Exercise goal: Leave out the pictures and reproduce all of the data exactly.

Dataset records
* * * * *
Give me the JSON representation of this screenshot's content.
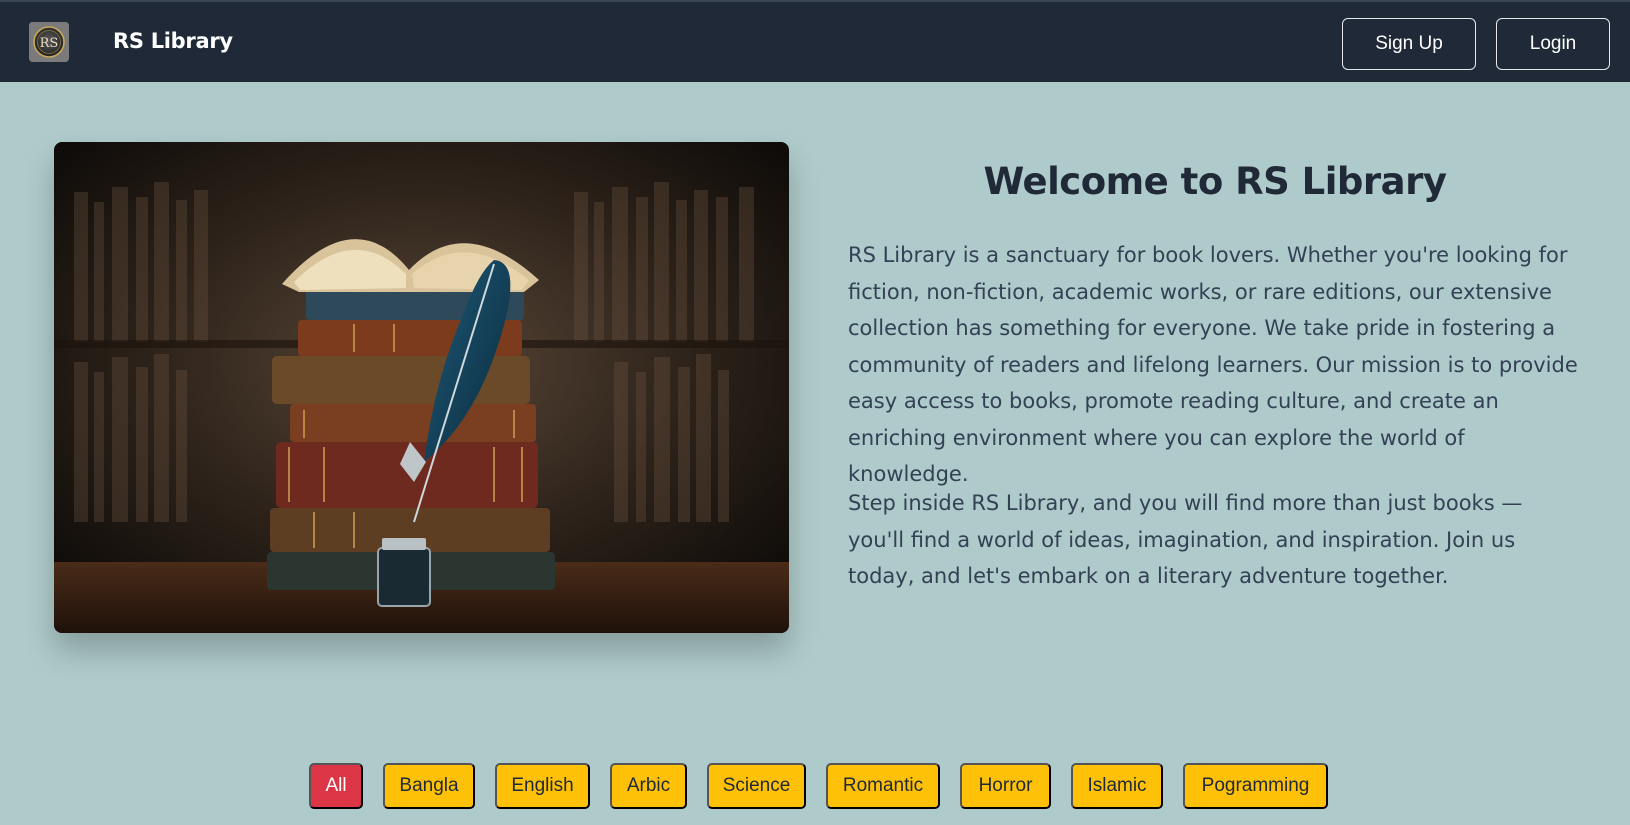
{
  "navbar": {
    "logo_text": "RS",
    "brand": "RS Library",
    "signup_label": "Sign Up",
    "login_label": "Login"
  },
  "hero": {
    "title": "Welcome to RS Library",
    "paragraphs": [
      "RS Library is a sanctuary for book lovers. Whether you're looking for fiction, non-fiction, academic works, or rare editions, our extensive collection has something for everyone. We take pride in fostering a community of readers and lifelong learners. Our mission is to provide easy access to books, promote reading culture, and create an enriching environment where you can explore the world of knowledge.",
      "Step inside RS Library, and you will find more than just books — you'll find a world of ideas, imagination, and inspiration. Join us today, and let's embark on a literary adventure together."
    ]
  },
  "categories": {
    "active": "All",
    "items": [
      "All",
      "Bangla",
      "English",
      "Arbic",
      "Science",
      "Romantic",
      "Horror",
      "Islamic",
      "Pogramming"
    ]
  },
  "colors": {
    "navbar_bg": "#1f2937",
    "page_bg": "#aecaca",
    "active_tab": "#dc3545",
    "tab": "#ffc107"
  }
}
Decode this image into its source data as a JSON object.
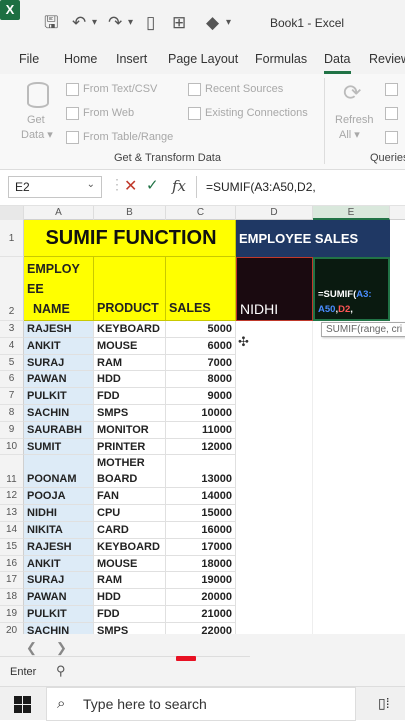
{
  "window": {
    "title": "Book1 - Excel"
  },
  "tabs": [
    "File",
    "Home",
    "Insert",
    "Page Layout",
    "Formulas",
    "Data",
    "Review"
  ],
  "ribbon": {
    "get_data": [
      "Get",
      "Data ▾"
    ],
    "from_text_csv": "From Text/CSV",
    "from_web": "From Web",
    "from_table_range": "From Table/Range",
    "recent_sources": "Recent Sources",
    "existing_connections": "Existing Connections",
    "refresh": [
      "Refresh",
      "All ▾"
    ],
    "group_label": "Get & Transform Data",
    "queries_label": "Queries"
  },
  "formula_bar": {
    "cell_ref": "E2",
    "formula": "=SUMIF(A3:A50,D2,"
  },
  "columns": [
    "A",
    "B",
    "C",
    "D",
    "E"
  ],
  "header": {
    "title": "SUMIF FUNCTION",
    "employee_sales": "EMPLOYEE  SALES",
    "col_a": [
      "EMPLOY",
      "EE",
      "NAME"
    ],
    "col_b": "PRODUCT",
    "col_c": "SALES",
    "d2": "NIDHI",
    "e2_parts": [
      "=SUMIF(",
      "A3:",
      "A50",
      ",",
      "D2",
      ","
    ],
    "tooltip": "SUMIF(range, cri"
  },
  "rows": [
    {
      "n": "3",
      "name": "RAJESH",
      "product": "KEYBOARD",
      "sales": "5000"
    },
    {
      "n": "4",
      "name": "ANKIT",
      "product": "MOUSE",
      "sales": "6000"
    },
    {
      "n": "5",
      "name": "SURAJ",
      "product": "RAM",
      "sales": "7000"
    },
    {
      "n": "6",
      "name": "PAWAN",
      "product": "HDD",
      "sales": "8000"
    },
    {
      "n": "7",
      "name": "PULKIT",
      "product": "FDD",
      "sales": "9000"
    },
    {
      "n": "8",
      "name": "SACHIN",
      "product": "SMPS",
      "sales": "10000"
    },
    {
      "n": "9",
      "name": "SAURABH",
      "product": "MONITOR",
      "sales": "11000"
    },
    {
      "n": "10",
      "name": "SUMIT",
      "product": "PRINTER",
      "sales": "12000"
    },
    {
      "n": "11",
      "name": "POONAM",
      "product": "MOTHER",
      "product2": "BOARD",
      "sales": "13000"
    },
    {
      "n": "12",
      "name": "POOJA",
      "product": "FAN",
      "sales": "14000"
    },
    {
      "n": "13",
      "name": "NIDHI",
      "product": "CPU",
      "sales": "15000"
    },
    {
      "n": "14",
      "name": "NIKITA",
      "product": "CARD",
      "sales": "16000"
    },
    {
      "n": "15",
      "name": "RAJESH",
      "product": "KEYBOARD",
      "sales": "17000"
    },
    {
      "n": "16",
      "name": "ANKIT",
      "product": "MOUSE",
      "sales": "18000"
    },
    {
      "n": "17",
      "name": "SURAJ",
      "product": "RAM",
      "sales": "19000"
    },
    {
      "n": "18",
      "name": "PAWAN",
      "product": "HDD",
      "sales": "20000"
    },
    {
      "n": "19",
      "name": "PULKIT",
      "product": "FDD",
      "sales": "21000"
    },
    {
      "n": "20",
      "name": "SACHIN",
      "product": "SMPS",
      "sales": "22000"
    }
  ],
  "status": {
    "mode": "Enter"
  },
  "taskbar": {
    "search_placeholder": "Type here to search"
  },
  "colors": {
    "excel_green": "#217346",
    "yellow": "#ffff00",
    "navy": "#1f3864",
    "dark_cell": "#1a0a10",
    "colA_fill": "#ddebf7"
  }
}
* * * * *
Written answer:
Give me the JSON representation of this screenshot's content.
{
  "navbar": {
    "logo_text": "RS",
    "brand": "RS Library",
    "signup_label": "Sign Up",
    "login_label": "Login"
  },
  "hero": {
    "title": "Welcome to RS Library",
    "paragraphs": [
      "RS Library is a sanctuary for book lovers. Whether you're looking for fiction, non-fiction, academic works, or rare editions, our extensive collection has something for everyone. We take pride in fostering a community of readers and lifelong learners. Our mission is to provide easy access to books, promote reading culture, and create an enriching environment where you can explore the world of knowledge.",
      "Step inside RS Library, and you will find more than just books — you'll find a world of ideas, imagination, and inspiration. Join us today, and let's embark on a literary adventure together."
    ]
  },
  "categories": {
    "active": "All",
    "items": [
      "All",
      "Bangla",
      "English",
      "Arbic",
      "Science",
      "Romantic",
      "Horror",
      "Islamic",
      "Pogramming"
    ]
  },
  "colors": {
    "navbar_bg": "#1f2937",
    "page_bg": "#aecaca",
    "active_tab": "#dc3545",
    "tab": "#ffc107"
  }
}
Decode this image into its source data as a JSON object.
{
  "window": {
    "title": "Book1 - Excel"
  },
  "tabs": [
    "File",
    "Home",
    "Insert",
    "Page Layout",
    "Formulas",
    "Data",
    "Review"
  ],
  "ribbon": {
    "get_data": [
      "Get",
      "Data ▾"
    ],
    "from_text_csv": "From Text/CSV",
    "from_web": "From Web",
    "from_table_range": "From Table/Range",
    "recent_sources": "Recent Sources",
    "existing_connections": "Existing Connections",
    "refresh": [
      "Refresh",
      "All ▾"
    ],
    "group_label": "Get & Transform Data",
    "queries_label": "Queries"
  },
  "formula_bar": {
    "cell_ref": "E2",
    "formula": "=SUMIF(A3:A50,D2,"
  },
  "columns": [
    "A",
    "B",
    "C",
    "D",
    "E"
  ],
  "header": {
    "title": "SUMIF FUNCTION",
    "employee_sales": "EMPLOYEE  SALES",
    "col_a": [
      "EMPLOY",
      "EE",
      "NAME"
    ],
    "col_b": "PRODUCT",
    "col_c": "SALES",
    "d2": "NIDHI",
    "e2_parts": [
      "=SUMIF(",
      "A3:",
      "A50",
      ",",
      "D2",
      ","
    ],
    "tooltip": "SUMIF(range, cri"
  },
  "rows": [
    {
      "n": "3",
      "name": "RAJESH",
      "product": "KEYBOARD",
      "sales": "5000"
    },
    {
      "n": "4",
      "name": "ANKIT",
      "product": "MOUSE",
      "sales": "6000"
    },
    {
      "n": "5",
      "name": "SURAJ",
      "product": "RAM",
      "sales": "7000"
    },
    {
      "n": "6",
      "name": "PAWAN",
      "product": "HDD",
      "sales": "8000"
    },
    {
      "n": "7",
      "name": "PULKIT",
      "product": "FDD",
      "sales": "9000"
    },
    {
      "n": "8",
      "name": "SACHIN",
      "product": "SMPS",
      "sales": "10000"
    },
    {
      "n": "9",
      "name": "SAURABH",
      "product": "MONITOR",
      "sales": "11000"
    },
    {
      "n": "10",
      "name": "SUMIT",
      "product": "PRINTER",
      "sales": "12000"
    },
    {
      "n": "11",
      "name": "POONAM",
      "product": "MOTHER",
      "product2": "BOARD",
      "sales": "13000"
    },
    {
      "n": "12",
      "name": "POOJA",
      "product": "FAN",
      "sales": "14000"
    },
    {
      "n": "13",
      "name": "NIDHI",
      "product": "CPU",
      "sales": "15000"
    },
    {
      "n": "14",
      "name": "NIKITA",
      "product": "CARD",
      "sales": "16000"
    },
    {
      "n": "15",
      "name": "RAJESH",
      "product": "KEYBOARD",
      "sales": "17000"
    },
    {
      "n": "16",
      "name": "ANKIT",
      "product": "MOUSE",
      "sales": "18000"
    },
    {
      "n": "17",
      "name": "SURAJ",
      "product": "RAM",
      "sales": "19000"
    },
    {
      "n": "18",
      "name": "PAWAN",
      "product": "HDD",
      "sales": "20000"
    },
    {
      "n": "19",
      "name": "PULKIT",
      "product": "FDD",
      "sales": "21000"
    },
    {
      "n": "20",
      "name": "SACHIN",
      "product": "SMPS",
      "sales": "22000"
    }
  ],
  "status": {
    "mode": "Enter"
  },
  "taskbar": {
    "search_placeholder": "Type here to search"
  },
  "colors": {
    "excel_green": "#217346",
    "yellow": "#ffff00",
    "navy": "#1f3864",
    "dark_cell": "#1a0a10",
    "colA_fill": "#ddebf7"
  }
}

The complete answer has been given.